• EXERCISE MATERIALS:
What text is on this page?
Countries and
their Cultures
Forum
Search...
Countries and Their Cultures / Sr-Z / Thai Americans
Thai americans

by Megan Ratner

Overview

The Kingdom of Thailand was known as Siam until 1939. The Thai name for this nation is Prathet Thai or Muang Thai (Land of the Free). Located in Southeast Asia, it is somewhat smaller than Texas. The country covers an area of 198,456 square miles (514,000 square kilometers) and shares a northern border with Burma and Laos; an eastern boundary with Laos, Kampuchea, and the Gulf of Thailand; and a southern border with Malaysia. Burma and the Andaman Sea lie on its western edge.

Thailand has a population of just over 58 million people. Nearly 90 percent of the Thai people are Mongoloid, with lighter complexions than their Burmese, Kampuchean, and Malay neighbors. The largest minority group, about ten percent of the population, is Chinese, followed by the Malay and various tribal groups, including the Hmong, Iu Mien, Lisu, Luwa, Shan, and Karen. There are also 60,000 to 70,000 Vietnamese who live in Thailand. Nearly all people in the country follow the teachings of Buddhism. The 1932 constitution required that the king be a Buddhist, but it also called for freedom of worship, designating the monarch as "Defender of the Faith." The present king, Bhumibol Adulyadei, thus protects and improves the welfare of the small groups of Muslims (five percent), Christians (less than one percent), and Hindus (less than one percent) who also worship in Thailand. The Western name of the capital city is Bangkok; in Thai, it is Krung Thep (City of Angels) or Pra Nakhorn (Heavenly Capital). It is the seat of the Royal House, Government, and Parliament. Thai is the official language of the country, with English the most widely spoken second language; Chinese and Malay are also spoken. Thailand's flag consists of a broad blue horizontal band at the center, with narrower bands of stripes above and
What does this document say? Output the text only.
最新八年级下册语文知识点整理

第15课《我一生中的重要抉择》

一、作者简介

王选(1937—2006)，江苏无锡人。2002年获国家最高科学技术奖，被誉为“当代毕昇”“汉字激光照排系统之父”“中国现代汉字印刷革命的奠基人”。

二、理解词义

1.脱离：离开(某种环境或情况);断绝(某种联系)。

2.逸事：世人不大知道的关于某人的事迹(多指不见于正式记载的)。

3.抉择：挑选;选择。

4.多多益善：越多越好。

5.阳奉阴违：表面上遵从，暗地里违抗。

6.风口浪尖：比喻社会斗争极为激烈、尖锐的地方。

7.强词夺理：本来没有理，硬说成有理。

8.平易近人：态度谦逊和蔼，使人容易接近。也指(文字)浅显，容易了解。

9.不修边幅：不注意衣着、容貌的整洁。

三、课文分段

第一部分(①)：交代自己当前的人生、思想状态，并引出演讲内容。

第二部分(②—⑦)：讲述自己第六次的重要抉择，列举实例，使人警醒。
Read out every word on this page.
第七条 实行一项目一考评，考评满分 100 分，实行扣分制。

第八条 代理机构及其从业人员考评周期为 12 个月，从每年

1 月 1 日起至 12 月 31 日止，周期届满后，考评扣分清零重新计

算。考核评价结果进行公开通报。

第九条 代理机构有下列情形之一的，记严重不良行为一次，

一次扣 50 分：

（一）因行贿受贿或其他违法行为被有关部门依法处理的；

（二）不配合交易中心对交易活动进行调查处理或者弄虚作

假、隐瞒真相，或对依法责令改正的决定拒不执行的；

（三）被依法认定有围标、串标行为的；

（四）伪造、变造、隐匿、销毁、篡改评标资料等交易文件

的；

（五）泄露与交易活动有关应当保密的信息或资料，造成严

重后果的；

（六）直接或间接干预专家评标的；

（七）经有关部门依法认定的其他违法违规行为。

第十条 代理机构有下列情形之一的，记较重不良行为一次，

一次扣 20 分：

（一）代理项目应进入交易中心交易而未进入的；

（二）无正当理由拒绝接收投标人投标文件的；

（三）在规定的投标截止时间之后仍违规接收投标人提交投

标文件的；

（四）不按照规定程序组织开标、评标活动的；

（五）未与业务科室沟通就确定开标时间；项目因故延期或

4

• PROBLEM TO SOLVE: Filter out every line that lacks the word "Countries", and copy the rest.

• EXERCISE OUTPUT:
Countries and
Countries and Their Cultures / Sr-Z / Thai Americans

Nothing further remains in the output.